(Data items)
┌──

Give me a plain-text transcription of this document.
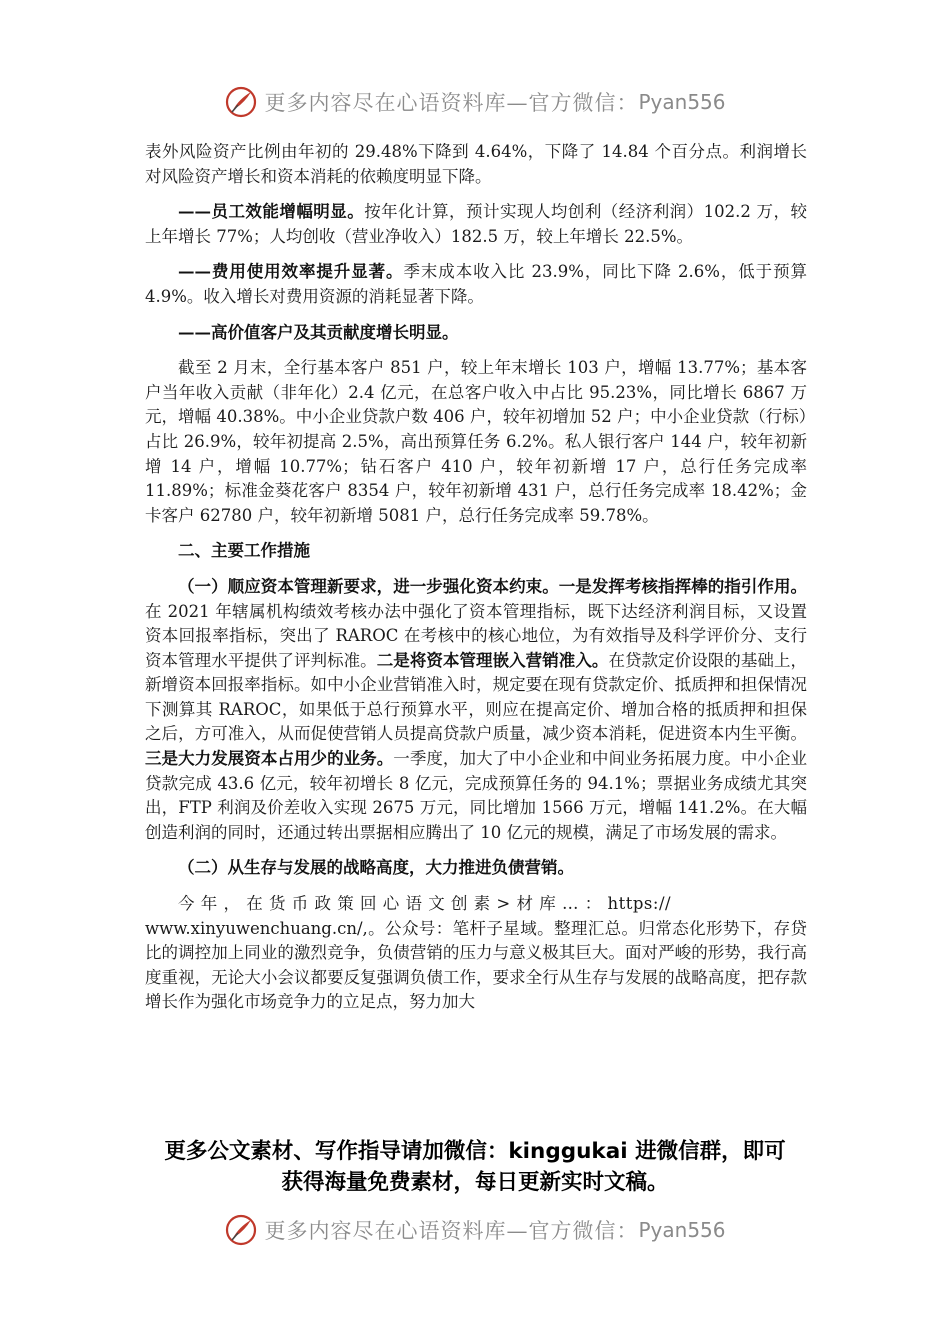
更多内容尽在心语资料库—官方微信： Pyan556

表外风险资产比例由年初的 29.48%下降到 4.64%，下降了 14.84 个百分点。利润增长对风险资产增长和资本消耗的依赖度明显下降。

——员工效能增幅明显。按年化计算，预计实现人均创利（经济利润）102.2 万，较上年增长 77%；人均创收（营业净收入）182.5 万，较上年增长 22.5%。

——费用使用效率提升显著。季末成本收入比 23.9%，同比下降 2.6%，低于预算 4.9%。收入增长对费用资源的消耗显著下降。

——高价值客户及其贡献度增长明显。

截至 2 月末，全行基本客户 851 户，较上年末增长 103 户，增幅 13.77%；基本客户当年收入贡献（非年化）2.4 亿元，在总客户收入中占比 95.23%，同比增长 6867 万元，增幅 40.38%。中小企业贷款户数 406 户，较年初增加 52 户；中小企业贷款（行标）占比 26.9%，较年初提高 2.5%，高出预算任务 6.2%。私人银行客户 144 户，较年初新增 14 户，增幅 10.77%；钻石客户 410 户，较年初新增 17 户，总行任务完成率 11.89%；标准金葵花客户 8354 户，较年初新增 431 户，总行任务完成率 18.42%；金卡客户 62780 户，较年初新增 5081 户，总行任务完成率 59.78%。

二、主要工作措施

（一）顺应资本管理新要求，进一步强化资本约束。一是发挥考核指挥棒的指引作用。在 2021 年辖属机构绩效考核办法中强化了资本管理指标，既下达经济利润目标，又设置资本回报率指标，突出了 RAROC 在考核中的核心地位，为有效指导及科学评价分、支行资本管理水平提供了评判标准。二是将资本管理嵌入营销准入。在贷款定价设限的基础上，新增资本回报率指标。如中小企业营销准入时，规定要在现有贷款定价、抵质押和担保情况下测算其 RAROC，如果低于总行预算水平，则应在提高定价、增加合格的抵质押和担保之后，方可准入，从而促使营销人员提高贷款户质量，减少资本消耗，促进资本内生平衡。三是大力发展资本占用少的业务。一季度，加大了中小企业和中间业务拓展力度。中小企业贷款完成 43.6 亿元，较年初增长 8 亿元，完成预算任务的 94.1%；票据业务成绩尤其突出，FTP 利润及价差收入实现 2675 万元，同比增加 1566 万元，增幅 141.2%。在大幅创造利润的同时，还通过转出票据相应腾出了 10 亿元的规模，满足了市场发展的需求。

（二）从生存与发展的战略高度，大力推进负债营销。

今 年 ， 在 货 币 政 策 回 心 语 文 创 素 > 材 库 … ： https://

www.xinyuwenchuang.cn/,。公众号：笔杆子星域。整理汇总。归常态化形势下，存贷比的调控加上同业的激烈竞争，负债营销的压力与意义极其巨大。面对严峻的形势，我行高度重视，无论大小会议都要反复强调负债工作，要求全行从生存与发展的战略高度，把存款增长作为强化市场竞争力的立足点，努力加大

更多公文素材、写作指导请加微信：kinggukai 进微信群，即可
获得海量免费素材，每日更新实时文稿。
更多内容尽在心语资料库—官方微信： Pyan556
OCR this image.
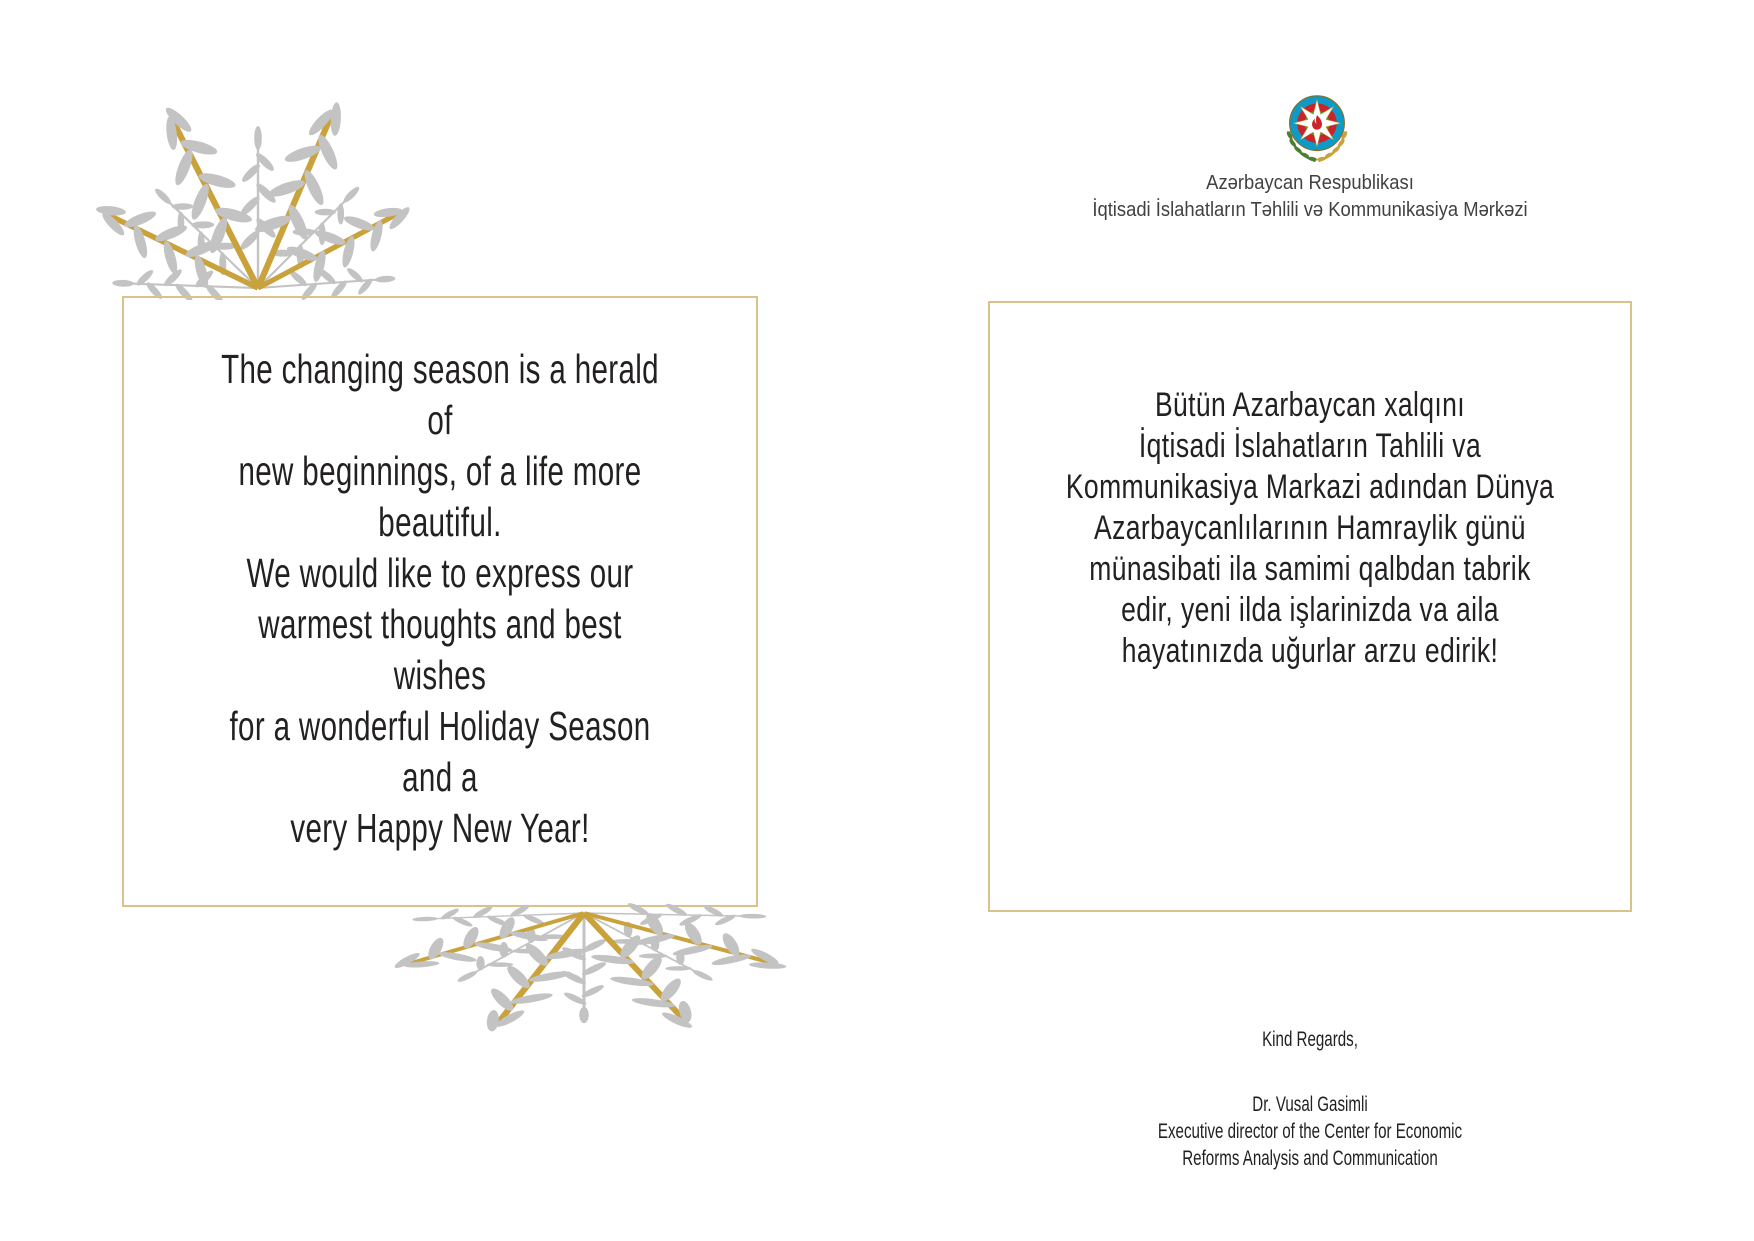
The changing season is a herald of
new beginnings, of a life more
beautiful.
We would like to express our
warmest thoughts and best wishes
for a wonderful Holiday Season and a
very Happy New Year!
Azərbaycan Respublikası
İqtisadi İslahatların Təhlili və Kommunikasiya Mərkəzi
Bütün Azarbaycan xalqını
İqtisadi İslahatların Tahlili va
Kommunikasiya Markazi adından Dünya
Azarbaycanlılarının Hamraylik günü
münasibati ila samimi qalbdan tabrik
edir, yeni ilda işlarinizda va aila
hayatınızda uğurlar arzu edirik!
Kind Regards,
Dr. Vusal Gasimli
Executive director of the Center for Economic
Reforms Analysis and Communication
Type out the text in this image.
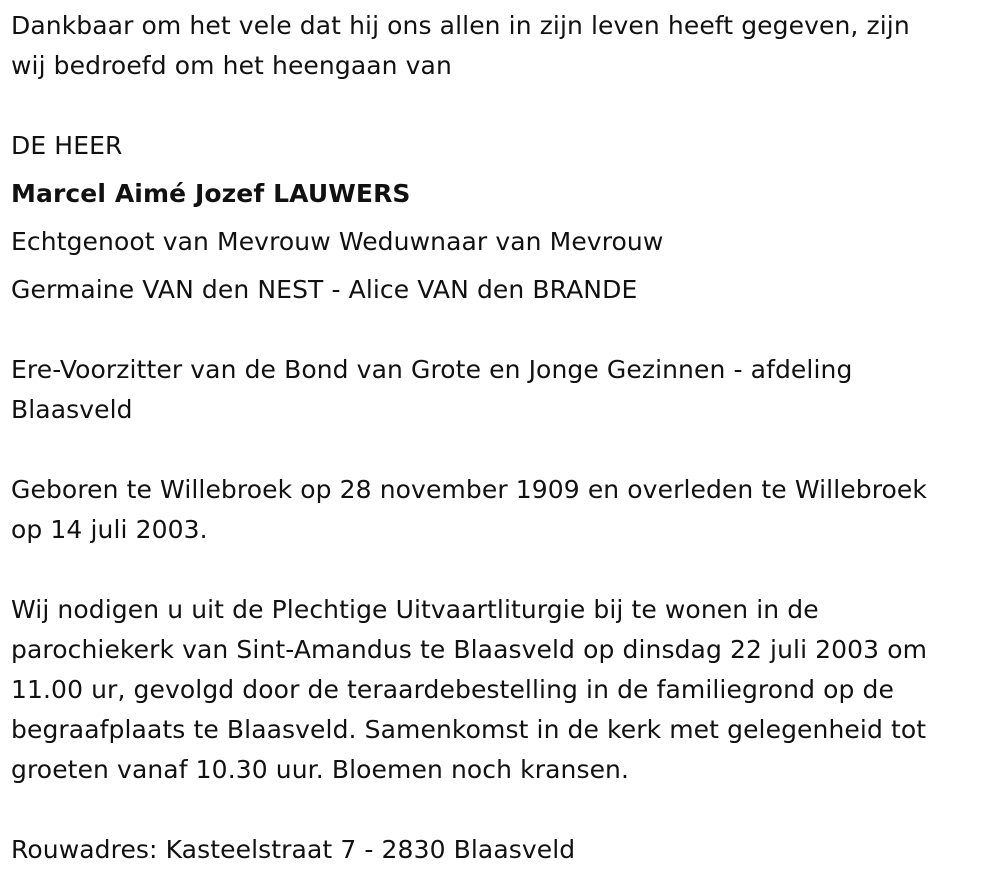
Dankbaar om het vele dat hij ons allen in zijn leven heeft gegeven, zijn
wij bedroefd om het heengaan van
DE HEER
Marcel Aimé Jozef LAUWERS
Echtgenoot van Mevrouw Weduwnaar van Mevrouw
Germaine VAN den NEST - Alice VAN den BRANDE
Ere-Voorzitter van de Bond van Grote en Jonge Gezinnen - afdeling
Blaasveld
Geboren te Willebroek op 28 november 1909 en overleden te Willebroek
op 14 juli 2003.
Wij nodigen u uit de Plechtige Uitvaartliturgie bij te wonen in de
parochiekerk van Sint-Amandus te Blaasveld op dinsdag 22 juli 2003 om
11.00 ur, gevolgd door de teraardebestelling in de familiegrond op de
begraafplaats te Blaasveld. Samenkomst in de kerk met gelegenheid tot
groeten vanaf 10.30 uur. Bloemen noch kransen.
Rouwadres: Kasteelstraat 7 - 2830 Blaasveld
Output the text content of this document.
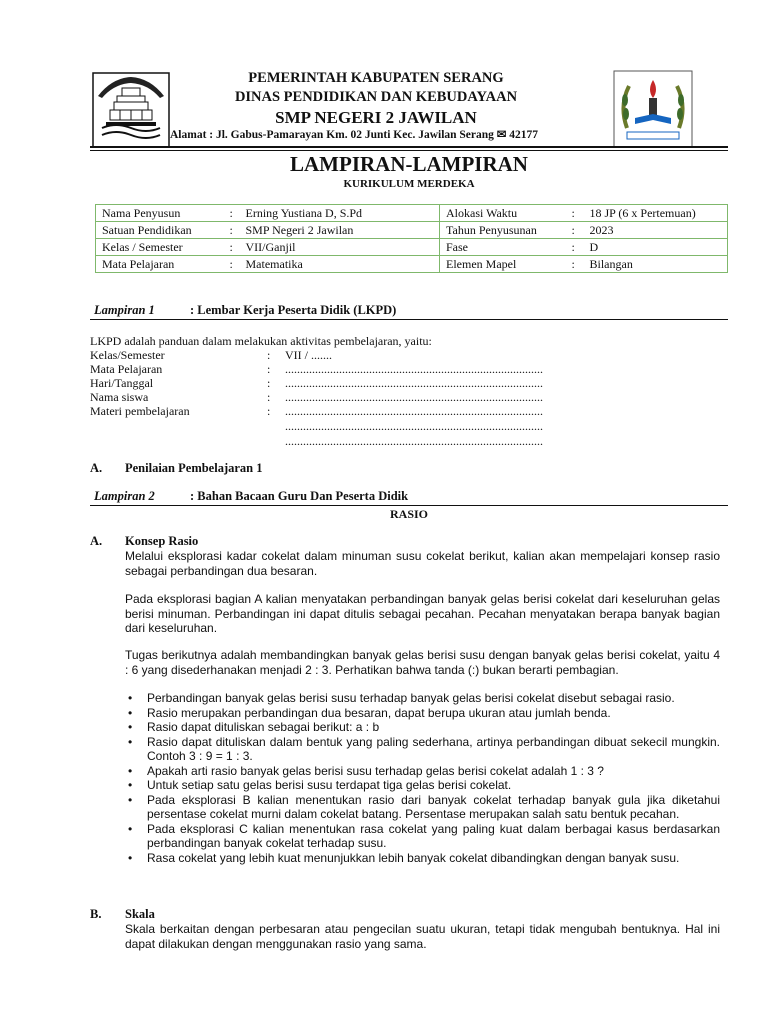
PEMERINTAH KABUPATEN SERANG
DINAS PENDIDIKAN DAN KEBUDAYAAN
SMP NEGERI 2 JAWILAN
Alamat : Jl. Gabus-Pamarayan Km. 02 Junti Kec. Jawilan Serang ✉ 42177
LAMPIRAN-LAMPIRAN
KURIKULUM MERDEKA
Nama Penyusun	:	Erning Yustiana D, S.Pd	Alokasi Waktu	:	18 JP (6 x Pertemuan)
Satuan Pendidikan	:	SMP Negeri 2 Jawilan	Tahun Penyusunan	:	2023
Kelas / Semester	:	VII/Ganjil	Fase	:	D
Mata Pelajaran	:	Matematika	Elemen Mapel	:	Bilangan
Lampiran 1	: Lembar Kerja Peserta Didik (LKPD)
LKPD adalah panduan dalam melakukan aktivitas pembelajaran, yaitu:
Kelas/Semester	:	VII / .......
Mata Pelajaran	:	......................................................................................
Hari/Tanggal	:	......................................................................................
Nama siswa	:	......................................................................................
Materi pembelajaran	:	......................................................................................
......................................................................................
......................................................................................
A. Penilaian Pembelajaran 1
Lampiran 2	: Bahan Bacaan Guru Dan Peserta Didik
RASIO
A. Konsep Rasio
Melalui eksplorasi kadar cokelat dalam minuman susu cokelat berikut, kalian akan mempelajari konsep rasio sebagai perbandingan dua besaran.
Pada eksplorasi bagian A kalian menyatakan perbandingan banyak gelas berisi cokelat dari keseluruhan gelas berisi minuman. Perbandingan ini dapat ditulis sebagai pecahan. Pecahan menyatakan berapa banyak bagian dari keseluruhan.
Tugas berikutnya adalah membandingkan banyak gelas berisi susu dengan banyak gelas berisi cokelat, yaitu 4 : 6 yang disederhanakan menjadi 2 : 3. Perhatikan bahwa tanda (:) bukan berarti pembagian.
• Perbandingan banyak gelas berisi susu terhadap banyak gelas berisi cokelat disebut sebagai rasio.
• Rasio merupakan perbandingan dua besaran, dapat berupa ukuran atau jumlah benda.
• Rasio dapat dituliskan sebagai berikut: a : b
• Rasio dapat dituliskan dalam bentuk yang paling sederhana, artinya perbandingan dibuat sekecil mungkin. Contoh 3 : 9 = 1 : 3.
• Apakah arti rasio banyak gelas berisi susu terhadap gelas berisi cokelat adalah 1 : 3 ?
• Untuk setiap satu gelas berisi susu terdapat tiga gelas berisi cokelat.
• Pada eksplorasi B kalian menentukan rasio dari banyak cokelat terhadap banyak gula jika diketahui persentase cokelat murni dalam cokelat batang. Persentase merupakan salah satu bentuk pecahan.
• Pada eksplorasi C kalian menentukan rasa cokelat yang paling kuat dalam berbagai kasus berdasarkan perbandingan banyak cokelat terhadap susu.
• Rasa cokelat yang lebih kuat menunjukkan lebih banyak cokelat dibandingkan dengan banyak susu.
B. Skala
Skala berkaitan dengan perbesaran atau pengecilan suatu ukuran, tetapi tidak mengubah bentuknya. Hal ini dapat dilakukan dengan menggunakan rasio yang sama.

└──

» **Instructions to follow**: Give an exact reproduction of every line, leaving out any picture.

» **Expected answer**:
Give me a plain-text transcription of this document.
更多内容尽在心语资料库—官方微信： Pyan556

表外风险资产比例由年初的 29.48%下降到 4.64%，下降了 14.84 个百分点。利润增长对风险资产增长和资本消耗的依赖度明显下降。

——员工效能增幅明显。按年化计算，预计实现人均创利（经济利润）102.2 万，较上年增长 77%；人均创收（营业净收入）182.5 万，较上年增长 22.5%。

——费用使用效率提升显著。季末成本收入比 23.9%，同比下降 2.6%，低于预算 4.9%。收入增长对费用资源的消耗显著下降。

——高价值客户及其贡献度增长明显。

截至 2 月末，全行基本客户 851 户，较上年末增长 103 户，增幅 13.77%；基本客户当年收入贡献（非年化）2.4 亿元，在总客户收入中占比 95.23%，同比增长 6867 万元，增幅 40.38%。中小企业贷款户数 406 户，较年初增加 52 户；中小企业贷款（行标）占比 26.9%，较年初提高 2.5%，高出预算任务 6.2%。私人银行客户 144 户，较年初新增 14 户，增幅 10.77%；钻石客户 410 户，较年初新增 17 户，总行任务完成率 11.89%；标准金葵花客户 8354 户，较年初新增 431 户，总行任务完成率 18.42%；金卡客户 62780 户，较年初新增 5081 户，总行任务完成率 59.78%。

二、主要工作措施

（一）顺应资本管理新要求，进一步强化资本约束。一是发挥考核指挥棒的指引作用。在 2021 年辖属机构绩效考核办法中强化了资本管理指标，既下达经济利润目标，又设置资本回报率指标，突出了 RAROC 在考核中的核心地位，为有效指导及科学评价分、支行资本管理水平提供了评判标准。二是将资本管理嵌入营销准入。在贷款定价设限的基础上，新增资本回报率指标。如中小企业营销准入时，规定要在现有贷款定价、抵质押和担保情况下测算其 RAROC，如果低于总行预算水平，则应在提高定价、增加合格的抵质押和担保之后，方可准入，从而促使营销人员提高贷款户质量，减少资本消耗，促进资本内生平衡。三是大力发展资本占用少的业务。一季度，加大了中小企业和中间业务拓展力度。中小企业贷款完成 43.6 亿元，较年初增长 8 亿元，完成预算任务的 94.1%；票据业务成绩尤其突出，FTP 利润及价差收入实现 2675 万元，同比增加 1566 万元，增幅 141.2%。在大幅创造利润的同时，还通过转出票据相应腾出了 10 亿元的规模，满足了市场发展的需求。

（二）从生存与发展的战略高度，大力推进负债营销。

今 年 ， 在 货 币 政 策 回 心 语 文 创 素 > 材 库 … ： https://

www.xinyuwenchuang.cn/,。公众号：笔杆子星域。整理汇总。归常态化形势下，存贷比的调控加上同业的激烈竞争，负债营销的压力与意义极其巨大。面对严峻的形势，我行高度重视，无论大小会议都要反复强调负债工作，要求全行从生存与发展的战略高度，把存款增长作为强化市场竞争力的立足点，努力加大

更多公文素材、写作指导请加微信：kinggukai 进微信群，即可
获得海量免费素材，每日更新实时文稿。
更多内容尽在心语资料库—官方微信： Pyan556
OCR this image.
The changing season is a herald of
new beginnings, of a life more
beautiful.
We would like to express our
warmest thoughts and best wishes
for a wonderful Holiday Season and a
very Happy New Year!
Azərbaycan Respublikası
İqtisadi İslahatların Təhlili və Kommunikasiya Mərkəzi
Bütün Azarbaycan xalqını
İqtisadi İslahatların Tahlili va
Kommunikasiya Markazi adından Dünya
Azarbaycanlılarının Hamraylik günü
münasibati ila samimi qalbdan tabrik
edir, yeni ilda işlarinizda va aila
hayatınızda uğurlar arzu edirik!
Kind Regards,
Dr. Vusal Gasimli
Executive director of the Center for Economic
Reforms Analysis and Communication
Type out the text in this image.
Dankbaar om het vele dat hij ons allen in zijn leven heeft gegeven, zijn
wij bedroefd om het heengaan van
DE HEER
Marcel Aimé Jozef LAUWERS
Echtgenoot van Mevrouw Weduwnaar van Mevrouw
Germaine VAN den NEST - Alice VAN den BRANDE
Ere-Voorzitter van de Bond van Grote en Jonge Gezinnen - afdeling
Blaasveld
Geboren te Willebroek op 28 november 1909 en overleden te Willebroek
op 14 juli 2003.
Wij nodigen u uit de Plechtige Uitvaartliturgie bij te wonen in de
parochiekerk van Sint-Amandus te Blaasveld op dinsdag 22 juli 2003 om
11.00 ur, gevolgd door de teraardebestelling in de familiegrond op de
begraafplaats te Blaasveld. Samenkomst in de kerk met gelegenheid tot
groeten vanaf 10.30 uur. Bloemen noch kransen.
Rouwadres: Kasteelstraat 7 - 2830 Blaasveld
Output the text content of this document.
PEMERINTAH KABUPATEN SERANG
DINAS PENDIDIKAN DAN KEBUDAYAAN
SMP NEGERI 2 JAWILAN
Alamat : Jl. Gabus-Pamarayan Km. 02 Junti Kec. Jawilan Serang ✉ 42177
LAMPIRAN-LAMPIRAN
KURIKULUM MERDEKA
Nama Penyusun	:	Erning Yustiana D, S.Pd	Alokasi Waktu	:	18 JP (6 x Pertemuan)
Satuan Pendidikan	:	SMP Negeri 2 Jawilan	Tahun Penyusunan	:	2023
Kelas / Semester	:	VII/Ganjil	Fase	:	D
Mata Pelajaran	:	Matematika	Elemen Mapel	:	Bilangan
Lampiran 1	: Lembar Kerja Peserta Didik (LKPD)
LKPD adalah panduan dalam melakukan aktivitas pembelajaran, yaitu:
Kelas/Semester	:	VII / .......
Mata Pelajaran	:	......................................................................................
Hari/Tanggal	:	......................................................................................
Nama siswa	:	......................................................................................
Materi pembelajaran	:	......................................................................................
......................................................................................
......................................................................................
A. Penilaian Pembelajaran 1
Lampiran 2	: Bahan Bacaan Guru Dan Peserta Didik
RASIO
A. Konsep Rasio
Melalui eksplorasi kadar cokelat dalam minuman susu cokelat berikut, kalian akan mempelajari konsep rasio sebagai perbandingan dua besaran.
Pada eksplorasi bagian A kalian menyatakan perbandingan banyak gelas berisi cokelat dari keseluruhan gelas berisi minuman. Perbandingan ini dapat ditulis sebagai pecahan. Pecahan menyatakan berapa banyak bagian dari keseluruhan.
Tugas berikutnya adalah membandingkan banyak gelas berisi susu dengan banyak gelas berisi cokelat, yaitu 4 : 6 yang disederhanakan menjadi 2 : 3. Perhatikan bahwa tanda (:) bukan berarti pembagian.
• Perbandingan banyak gelas berisi susu terhadap banyak gelas berisi cokelat disebut sebagai rasio.
• Rasio merupakan perbandingan dua besaran, dapat berupa ukuran atau jumlah benda.
• Rasio dapat dituliskan sebagai berikut: a : b
• Rasio dapat dituliskan dalam bentuk yang paling sederhana, artinya perbandingan dibuat sekecil mungkin. Contoh 3 : 9 = 1 : 3.
• Apakah arti rasio banyak gelas berisi susu terhadap gelas berisi cokelat adalah 1 : 3 ?
• Untuk setiap satu gelas berisi susu terdapat tiga gelas berisi cokelat.
• Pada eksplorasi B kalian menentukan rasio dari banyak cokelat terhadap banyak gula jika diketahui persentase cokelat murni dalam cokelat batang. Persentase merupakan salah satu bentuk pecahan.
• Pada eksplorasi C kalian menentukan rasa cokelat yang paling kuat dalam berbagai kasus berdasarkan perbandingan banyak cokelat terhadap susu.
• Rasa cokelat yang lebih kuat menunjukkan lebih banyak cokelat dibandingkan dengan banyak susu.
B. Skala
Skala berkaitan dengan perbesaran atau pengecilan suatu ukuran, tetapi tidak mengubah bentuknya. Hal ini dapat dilakukan dengan menggunakan rasio yang sama.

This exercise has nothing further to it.